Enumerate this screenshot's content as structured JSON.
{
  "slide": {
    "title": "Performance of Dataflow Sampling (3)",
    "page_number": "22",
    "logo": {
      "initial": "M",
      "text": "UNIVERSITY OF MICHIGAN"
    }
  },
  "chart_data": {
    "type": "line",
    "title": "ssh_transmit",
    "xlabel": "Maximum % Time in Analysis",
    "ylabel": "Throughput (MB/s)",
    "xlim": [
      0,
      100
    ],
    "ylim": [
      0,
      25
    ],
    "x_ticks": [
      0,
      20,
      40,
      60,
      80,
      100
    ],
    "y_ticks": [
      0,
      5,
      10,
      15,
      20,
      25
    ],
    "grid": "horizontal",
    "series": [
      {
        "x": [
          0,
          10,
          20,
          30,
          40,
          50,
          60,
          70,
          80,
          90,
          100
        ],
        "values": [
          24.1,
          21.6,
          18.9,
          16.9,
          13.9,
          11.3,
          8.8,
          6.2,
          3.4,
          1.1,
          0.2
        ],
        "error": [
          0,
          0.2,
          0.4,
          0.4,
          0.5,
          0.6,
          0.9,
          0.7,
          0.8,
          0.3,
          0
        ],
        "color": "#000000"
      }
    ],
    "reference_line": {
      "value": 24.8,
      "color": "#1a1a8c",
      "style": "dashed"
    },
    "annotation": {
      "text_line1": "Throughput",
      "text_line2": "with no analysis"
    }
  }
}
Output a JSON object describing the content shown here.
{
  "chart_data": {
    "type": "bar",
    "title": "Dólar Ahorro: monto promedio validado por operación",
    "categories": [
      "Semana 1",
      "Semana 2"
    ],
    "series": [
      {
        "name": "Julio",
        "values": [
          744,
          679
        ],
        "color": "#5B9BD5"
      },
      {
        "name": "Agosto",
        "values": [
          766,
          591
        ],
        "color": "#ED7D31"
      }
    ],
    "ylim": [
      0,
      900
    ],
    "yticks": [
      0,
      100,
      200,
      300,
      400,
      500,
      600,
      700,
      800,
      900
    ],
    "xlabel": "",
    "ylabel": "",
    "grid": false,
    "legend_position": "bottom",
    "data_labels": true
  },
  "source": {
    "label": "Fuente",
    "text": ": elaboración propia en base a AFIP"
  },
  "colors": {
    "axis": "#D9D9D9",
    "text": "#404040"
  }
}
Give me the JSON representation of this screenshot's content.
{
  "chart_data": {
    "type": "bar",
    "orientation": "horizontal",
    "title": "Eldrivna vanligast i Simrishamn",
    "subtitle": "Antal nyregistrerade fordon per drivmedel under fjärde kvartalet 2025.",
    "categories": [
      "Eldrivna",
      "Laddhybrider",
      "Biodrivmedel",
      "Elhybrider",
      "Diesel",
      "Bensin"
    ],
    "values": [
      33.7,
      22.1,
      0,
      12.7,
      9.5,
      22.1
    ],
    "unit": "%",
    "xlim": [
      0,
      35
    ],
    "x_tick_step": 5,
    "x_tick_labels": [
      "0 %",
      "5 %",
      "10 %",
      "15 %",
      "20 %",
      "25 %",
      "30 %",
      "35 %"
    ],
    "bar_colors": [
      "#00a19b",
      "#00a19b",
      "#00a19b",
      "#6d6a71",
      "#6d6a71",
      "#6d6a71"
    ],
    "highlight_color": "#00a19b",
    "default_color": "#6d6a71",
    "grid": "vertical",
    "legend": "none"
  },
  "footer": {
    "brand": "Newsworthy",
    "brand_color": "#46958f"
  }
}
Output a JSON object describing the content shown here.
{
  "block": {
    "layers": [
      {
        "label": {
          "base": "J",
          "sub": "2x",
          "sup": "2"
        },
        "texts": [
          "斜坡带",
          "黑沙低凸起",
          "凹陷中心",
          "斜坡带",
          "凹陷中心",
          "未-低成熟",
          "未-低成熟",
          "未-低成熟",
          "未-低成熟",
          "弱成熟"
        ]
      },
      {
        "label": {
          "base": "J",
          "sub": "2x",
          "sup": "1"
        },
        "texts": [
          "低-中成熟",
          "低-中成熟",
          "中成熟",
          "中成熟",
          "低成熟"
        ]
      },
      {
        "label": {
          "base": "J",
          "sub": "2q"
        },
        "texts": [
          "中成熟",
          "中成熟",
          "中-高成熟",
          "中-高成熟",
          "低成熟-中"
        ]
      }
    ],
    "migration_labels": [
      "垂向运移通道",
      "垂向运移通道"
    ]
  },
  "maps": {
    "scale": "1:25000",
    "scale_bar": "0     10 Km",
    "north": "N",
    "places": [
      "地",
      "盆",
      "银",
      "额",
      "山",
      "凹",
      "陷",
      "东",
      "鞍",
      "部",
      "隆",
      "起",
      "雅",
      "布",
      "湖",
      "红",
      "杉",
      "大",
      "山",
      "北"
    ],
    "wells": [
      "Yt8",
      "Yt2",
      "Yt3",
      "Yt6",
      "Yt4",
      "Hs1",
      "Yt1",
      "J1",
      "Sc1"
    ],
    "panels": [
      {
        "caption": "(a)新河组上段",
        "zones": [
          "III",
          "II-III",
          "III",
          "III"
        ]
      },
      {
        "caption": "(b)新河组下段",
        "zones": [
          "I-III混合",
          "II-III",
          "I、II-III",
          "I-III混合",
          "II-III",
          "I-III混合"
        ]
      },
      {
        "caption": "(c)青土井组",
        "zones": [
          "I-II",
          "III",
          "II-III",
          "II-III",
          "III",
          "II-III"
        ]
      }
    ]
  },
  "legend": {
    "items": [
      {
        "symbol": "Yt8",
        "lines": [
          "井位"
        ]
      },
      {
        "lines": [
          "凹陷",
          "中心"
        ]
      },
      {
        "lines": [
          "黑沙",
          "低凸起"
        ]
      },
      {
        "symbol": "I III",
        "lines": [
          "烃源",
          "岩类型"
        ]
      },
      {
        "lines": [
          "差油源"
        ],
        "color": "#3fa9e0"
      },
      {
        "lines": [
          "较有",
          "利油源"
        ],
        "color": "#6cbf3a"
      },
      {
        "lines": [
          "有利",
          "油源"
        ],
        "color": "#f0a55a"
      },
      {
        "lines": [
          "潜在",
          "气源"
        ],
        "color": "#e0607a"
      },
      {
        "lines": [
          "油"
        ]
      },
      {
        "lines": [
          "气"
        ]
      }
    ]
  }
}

◆ ◆ ◆

- _Brief_: Retype every record above exactly as written.

- _Result below_:
Enumerate this screenshot's content as structured JSON.
{
  "slide": {
    "title": "Performance of Dataflow Sampling (3)",
    "page_number": "22",
    "logo": {
      "initial": "M",
      "text": "UNIVERSITY OF MICHIGAN"
    }
  },
  "chart_data": {
    "type": "line",
    "title": "ssh_transmit",
    "xlabel": "Maximum % Time in Analysis",
    "ylabel": "Throughput (MB/s)",
    "xlim": [
      0,
      100
    ],
    "ylim": [
      0,
      25
    ],
    "x_ticks": [
      0,
      20,
      40,
      60,
      80,
      100
    ],
    "y_ticks": [
      0,
      5,
      10,
      15,
      20,
      25
    ],
    "grid": "horizontal",
    "series": [
      {
        "x": [
          0,
          10,
          20,
          30,
          40,
          50,
          60,
          70,
          80,
          90,
          100
        ],
        "values": [
          24.1,
          21.6,
          18.9,
          16.9,
          13.9,
          11.3,
          8.8,
          6.2,
          3.4,
          1.1,
          0.2
        ],
        "error": [
          0,
          0.2,
          0.4,
          0.4,
          0.5,
          0.6,
          0.9,
          0.7,
          0.8,
          0.3,
          0
        ],
        "color": "#000000"
      }
    ],
    "reference_line": {
      "value": 24.8,
      "color": "#1a1a8c",
      "style": "dashed"
    },
    "annotation": {
      "text_line1": "Throughput",
      "text_line2": "with no analysis"
    }
  }
}
Output a JSON object describing the content shown here.
{
  "chart_data": {
    "type": "bar",
    "title": "Dólar Ahorro: monto promedio validado por operación",
    "categories": [
      "Semana 1",
      "Semana 2"
    ],
    "series": [
      {
        "name": "Julio",
        "values": [
          744,
          679
        ],
        "color": "#5B9BD5"
      },
      {
        "name": "Agosto",
        "values": [
          766,
          591
        ],
        "color": "#ED7D31"
      }
    ],
    "ylim": [
      0,
      900
    ],
    "yticks": [
      0,
      100,
      200,
      300,
      400,
      500,
      600,
      700,
      800,
      900
    ],
    "xlabel": "",
    "ylabel": "",
    "grid": false,
    "legend_position": "bottom",
    "data_labels": true
  },
  "source": {
    "label": "Fuente",
    "text": ": elaboración propia en base a AFIP"
  },
  "colors": {
    "axis": "#D9D9D9",
    "text": "#404040"
  }
}
Give me the JSON representation of this screenshot's content.
{
  "chart_data": {
    "type": "bar",
    "orientation": "horizontal",
    "title": "Eldrivna vanligast i Simrishamn",
    "subtitle": "Antal nyregistrerade fordon per drivmedel under fjärde kvartalet 2025.",
    "categories": [
      "Eldrivna",
      "Laddhybrider",
      "Biodrivmedel",
      "Elhybrider",
      "Diesel",
      "Bensin"
    ],
    "values": [
      33.7,
      22.1,
      0,
      12.7,
      9.5,
      22.1
    ],
    "unit": "%",
    "xlim": [
      0,
      35
    ],
    "x_tick_step": 5,
    "x_tick_labels": [
      "0 %",
      "5 %",
      "10 %",
      "15 %",
      "20 %",
      "25 %",
      "30 %",
      "35 %"
    ],
    "bar_colors": [
      "#00a19b",
      "#00a19b",
      "#00a19b",
      "#6d6a71",
      "#6d6a71",
      "#6d6a71"
    ],
    "highlight_color": "#00a19b",
    "default_color": "#6d6a71",
    "grid": "vertical",
    "legend": "none"
  },
  "footer": {
    "brand": "Newsworthy",
    "brand_color": "#46958f"
  }
}
Output a JSON object describing the content shown here.
{
  "block": {
    "layers": [
      {
        "label": {
          "base": "J",
          "sub": "2x",
          "sup": "2"
        },
        "texts": [
          "斜坡带",
          "黑沙低凸起",
          "凹陷中心",
          "斜坡带",
          "凹陷中心",
          "未-低成熟",
          "未-低成熟",
          "未-低成熟",
          "未-低成熟",
          "弱成熟"
        ]
      },
      {
        "label": {
          "base": "J",
          "sub": "2x",
          "sup": "1"
        },
        "texts": [
          "低-中成熟",
          "低-中成熟",
          "中成熟",
          "中成熟",
          "低成熟"
        ]
      },
      {
        "label": {
          "base": "J",
          "sub": "2q"
        },
        "texts": [
          "中成熟",
          "中成熟",
          "中-高成熟",
          "中-高成熟",
          "低成熟-中"
        ]
      }
    ],
    "migration_labels": [
      "垂向运移通道",
      "垂向运移通道"
    ]
  },
  "maps": {
    "scale": "1:25000",
    "scale_bar": "0     10 Km",
    "north": "N",
    "places": [
      "地",
      "盆",
      "银",
      "额",
      "山",
      "凹",
      "陷",
      "东",
      "鞍",
      "部",
      "隆",
      "起",
      "雅",
      "布",
      "湖",
      "红",
      "杉",
      "大",
      "山",
      "北"
    ],
    "wells": [
      "Yt8",
      "Yt2",
      "Yt3",
      "Yt6",
      "Yt4",
      "Hs1",
      "Yt1",
      "J1",
      "Sc1"
    ],
    "panels": [
      {
        "caption": "(a)新河组上段",
        "zones": [
          "III",
          "II-III",
          "III",
          "III"
        ]
      },
      {
        "caption": "(b)新河组下段",
        "zones": [
          "I-III混合",
          "II-III",
          "I、II-III",
          "I-III混合",
          "II-III",
          "I-III混合"
        ]
      },
      {
        "caption": "(c)青土井组",
        "zones": [
          "I-II",
          "III",
          "II-III",
          "II-III",
          "III",
          "II-III"
        ]
      }
    ]
  },
  "legend": {
    "items": [
      {
        "symbol": "Yt8",
        "lines": [
          "井位"
        ]
      },
      {
        "lines": [
          "凹陷",
          "中心"
        ]
      },
      {
        "lines": [
          "黑沙",
          "低凸起"
        ]
      },
      {
        "symbol": "I III",
        "lines": [
          "烃源",
          "岩类型"
        ]
      },
      {
        "lines": [
          "差油源"
        ],
        "color": "#3fa9e0"
      },
      {
        "lines": [
          "较有",
          "利油源"
        ],
        "color": "#6cbf3a"
      },
      {
        "lines": [
          "有利",
          "油源"
        ],
        "color": "#f0a55a"
      },
      {
        "lines": [
          "潜在",
          "气源"
        ],
        "color": "#e0607a"
      },
      {
        "lines": [
          "油"
        ]
      },
      {
        "lines": [
          "气"
        ]
      }
    ]
  }
}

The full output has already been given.